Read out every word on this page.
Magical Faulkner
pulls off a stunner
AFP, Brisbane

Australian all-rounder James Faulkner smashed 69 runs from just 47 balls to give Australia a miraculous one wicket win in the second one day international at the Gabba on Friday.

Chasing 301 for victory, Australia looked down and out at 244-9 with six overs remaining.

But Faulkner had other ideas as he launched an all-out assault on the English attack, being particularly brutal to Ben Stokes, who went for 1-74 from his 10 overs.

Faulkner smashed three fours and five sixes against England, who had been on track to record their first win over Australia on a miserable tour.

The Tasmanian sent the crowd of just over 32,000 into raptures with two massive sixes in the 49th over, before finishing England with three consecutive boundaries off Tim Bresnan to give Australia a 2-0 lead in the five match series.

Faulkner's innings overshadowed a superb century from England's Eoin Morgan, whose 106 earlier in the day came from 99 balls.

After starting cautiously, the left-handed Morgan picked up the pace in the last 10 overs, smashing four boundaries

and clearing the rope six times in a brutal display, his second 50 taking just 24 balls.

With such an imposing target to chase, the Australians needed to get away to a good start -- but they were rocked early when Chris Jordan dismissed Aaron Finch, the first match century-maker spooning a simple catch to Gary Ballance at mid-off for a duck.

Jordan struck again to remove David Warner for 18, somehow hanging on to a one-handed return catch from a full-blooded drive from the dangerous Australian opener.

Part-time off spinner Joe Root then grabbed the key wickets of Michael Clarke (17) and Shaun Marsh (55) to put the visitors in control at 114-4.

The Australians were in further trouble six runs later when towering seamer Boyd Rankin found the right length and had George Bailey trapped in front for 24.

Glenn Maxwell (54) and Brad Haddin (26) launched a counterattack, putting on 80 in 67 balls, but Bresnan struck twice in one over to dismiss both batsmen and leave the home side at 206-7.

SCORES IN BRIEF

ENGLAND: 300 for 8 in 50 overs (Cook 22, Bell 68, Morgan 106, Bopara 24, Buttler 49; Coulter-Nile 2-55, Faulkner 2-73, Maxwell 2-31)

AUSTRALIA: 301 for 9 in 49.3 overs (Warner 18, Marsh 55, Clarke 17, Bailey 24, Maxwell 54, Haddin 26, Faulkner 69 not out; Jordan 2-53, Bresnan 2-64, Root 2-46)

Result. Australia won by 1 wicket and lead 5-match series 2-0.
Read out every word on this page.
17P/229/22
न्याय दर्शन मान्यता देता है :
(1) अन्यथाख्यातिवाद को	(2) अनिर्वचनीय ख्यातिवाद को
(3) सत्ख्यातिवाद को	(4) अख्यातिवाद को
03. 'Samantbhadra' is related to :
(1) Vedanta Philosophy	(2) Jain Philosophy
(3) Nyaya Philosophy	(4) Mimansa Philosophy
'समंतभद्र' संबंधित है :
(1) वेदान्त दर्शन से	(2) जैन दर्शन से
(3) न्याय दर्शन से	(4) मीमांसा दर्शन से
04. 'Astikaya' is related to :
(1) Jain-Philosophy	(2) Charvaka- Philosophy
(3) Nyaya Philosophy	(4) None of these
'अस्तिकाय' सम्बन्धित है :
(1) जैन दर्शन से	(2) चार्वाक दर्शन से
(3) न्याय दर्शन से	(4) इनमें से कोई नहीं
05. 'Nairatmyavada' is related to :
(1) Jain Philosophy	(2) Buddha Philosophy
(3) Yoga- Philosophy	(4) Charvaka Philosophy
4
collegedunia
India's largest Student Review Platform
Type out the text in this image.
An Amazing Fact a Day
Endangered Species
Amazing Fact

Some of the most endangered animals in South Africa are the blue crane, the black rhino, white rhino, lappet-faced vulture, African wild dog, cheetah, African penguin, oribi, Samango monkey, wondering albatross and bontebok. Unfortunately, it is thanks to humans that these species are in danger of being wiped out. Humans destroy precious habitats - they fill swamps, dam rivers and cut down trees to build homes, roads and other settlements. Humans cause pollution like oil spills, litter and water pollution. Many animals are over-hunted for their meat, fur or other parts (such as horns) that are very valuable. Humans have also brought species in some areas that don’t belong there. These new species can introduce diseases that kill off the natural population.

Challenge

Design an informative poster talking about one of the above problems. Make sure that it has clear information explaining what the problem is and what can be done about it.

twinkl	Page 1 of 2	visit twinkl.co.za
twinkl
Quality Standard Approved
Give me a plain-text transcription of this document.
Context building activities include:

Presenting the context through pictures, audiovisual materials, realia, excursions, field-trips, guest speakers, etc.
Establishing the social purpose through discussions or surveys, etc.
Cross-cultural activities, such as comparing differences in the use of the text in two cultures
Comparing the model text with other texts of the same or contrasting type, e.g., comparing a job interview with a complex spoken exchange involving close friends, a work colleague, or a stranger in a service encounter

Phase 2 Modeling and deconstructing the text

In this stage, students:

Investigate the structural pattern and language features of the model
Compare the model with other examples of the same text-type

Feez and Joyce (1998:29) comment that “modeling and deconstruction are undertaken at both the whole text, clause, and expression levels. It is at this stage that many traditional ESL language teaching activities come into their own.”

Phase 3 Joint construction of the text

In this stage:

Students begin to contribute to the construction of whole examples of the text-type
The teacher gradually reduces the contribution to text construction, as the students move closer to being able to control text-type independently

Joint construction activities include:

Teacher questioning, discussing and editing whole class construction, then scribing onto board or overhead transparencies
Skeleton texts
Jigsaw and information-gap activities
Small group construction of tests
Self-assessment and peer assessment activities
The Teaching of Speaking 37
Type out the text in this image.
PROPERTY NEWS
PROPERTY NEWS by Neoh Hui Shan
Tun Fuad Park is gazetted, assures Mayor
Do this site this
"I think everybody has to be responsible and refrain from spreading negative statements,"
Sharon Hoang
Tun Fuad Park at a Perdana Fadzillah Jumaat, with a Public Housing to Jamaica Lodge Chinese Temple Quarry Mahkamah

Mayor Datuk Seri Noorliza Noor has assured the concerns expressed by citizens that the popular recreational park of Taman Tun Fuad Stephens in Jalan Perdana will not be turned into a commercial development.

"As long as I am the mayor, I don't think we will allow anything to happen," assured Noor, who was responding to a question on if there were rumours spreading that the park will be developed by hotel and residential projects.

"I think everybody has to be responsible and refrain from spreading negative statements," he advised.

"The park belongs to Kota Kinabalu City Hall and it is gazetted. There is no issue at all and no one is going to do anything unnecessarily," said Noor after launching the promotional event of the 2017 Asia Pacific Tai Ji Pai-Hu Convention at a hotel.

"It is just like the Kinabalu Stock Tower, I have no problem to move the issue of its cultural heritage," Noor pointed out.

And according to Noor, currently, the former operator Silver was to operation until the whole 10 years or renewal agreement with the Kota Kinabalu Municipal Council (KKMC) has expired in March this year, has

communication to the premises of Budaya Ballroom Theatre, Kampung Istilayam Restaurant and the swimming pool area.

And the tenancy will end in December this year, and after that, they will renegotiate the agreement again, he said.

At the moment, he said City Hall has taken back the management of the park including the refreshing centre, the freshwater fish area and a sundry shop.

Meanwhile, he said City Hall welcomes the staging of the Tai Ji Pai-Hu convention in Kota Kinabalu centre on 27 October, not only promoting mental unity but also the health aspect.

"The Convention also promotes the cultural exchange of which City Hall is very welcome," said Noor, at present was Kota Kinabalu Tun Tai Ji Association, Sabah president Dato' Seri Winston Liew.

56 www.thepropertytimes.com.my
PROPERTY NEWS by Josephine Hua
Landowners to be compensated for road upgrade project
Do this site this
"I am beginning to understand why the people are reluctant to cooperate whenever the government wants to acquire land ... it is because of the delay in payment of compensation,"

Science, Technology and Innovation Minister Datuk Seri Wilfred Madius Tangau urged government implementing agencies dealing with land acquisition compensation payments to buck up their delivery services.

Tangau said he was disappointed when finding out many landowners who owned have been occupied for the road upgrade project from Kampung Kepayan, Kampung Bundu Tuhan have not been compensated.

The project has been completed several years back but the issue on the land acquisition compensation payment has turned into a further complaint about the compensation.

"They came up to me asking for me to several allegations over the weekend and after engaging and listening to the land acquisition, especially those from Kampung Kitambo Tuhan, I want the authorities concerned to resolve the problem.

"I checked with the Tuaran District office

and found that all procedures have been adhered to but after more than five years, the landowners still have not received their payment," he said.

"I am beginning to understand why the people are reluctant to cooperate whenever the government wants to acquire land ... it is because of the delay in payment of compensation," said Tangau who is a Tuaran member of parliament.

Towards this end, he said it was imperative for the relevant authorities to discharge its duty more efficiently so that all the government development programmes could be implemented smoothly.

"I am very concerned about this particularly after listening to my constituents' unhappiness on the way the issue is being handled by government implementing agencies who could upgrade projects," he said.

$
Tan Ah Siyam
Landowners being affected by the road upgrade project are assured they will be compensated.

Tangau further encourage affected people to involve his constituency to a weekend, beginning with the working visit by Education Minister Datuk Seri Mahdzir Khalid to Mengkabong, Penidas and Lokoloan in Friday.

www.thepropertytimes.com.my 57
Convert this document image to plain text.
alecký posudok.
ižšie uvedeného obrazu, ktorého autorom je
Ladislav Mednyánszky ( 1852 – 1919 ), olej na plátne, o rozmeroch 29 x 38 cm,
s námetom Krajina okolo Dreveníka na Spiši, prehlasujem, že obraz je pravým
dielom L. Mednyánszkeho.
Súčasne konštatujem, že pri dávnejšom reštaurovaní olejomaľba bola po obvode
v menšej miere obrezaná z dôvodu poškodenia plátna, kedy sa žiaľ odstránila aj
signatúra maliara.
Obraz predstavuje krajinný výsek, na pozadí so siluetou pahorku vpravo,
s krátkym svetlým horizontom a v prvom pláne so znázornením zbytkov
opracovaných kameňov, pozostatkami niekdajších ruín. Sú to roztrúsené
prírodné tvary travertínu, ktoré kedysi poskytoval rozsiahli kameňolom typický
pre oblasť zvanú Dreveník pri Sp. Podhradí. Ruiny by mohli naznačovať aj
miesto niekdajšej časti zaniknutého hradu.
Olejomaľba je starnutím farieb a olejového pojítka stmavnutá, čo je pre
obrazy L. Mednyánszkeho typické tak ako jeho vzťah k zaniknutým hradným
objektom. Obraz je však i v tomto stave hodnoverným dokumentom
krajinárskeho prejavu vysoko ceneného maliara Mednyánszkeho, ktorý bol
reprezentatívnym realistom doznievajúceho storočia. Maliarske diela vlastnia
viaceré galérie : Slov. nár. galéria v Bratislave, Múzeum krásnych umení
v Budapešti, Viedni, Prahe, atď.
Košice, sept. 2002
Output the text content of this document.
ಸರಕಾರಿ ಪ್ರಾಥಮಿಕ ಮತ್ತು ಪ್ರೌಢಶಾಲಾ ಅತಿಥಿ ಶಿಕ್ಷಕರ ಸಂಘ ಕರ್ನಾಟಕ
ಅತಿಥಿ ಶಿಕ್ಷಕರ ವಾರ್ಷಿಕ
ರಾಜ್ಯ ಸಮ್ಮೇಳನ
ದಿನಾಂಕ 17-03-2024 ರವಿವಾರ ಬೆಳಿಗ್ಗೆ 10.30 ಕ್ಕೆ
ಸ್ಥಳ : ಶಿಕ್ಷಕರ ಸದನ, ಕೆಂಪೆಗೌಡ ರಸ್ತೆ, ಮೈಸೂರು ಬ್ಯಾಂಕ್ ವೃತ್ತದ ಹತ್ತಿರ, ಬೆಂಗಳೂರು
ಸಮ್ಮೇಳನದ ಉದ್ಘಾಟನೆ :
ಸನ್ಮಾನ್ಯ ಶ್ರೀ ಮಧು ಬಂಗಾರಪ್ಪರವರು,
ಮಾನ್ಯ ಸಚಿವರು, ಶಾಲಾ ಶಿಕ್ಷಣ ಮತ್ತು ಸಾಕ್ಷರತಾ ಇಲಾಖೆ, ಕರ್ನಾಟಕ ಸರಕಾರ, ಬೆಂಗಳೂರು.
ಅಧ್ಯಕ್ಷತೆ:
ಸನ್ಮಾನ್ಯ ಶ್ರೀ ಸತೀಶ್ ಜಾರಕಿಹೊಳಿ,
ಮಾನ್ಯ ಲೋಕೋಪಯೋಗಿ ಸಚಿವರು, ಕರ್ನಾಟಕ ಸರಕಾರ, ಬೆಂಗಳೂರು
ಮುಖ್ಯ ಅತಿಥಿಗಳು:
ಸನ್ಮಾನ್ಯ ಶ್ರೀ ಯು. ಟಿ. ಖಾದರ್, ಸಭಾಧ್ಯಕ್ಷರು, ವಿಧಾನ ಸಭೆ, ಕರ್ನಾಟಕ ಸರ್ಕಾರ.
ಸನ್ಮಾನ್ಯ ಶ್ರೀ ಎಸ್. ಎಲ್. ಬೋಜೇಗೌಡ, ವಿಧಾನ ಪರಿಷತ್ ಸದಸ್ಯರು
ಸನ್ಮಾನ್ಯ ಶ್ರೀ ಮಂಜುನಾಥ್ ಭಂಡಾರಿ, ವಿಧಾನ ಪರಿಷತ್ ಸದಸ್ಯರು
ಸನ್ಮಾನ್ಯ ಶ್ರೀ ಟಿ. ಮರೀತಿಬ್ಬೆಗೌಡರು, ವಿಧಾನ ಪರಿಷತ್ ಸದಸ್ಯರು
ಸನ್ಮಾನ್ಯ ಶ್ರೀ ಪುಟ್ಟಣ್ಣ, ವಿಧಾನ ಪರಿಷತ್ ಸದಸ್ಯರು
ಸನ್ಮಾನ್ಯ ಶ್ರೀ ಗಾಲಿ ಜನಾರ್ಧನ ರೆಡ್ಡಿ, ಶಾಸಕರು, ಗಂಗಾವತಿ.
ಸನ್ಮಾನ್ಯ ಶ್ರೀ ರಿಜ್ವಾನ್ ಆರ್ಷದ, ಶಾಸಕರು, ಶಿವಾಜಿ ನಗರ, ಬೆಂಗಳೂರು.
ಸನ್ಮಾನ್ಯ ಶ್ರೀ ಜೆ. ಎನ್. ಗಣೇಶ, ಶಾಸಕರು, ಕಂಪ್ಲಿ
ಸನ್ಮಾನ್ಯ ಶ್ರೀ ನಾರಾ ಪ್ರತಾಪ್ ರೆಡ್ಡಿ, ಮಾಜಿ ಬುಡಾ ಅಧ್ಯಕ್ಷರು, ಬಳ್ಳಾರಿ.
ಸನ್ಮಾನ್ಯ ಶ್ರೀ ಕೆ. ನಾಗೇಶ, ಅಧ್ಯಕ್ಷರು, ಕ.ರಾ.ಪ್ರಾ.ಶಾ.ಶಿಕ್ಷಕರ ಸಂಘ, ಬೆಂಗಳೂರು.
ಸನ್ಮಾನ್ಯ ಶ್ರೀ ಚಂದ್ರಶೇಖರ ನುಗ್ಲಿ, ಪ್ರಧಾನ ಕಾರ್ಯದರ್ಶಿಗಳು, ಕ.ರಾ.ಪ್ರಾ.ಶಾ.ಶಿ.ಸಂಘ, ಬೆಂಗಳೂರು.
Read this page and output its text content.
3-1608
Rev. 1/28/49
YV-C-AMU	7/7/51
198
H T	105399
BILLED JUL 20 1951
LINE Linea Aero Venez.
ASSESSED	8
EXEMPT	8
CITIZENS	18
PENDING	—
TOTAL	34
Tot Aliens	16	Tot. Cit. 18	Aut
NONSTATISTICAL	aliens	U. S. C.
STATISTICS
-*-*-
## PROMPT
Looking at the listing above, how many of its lines contain the string "weekend"? Give the number alone.

## FULL SOLUTION
2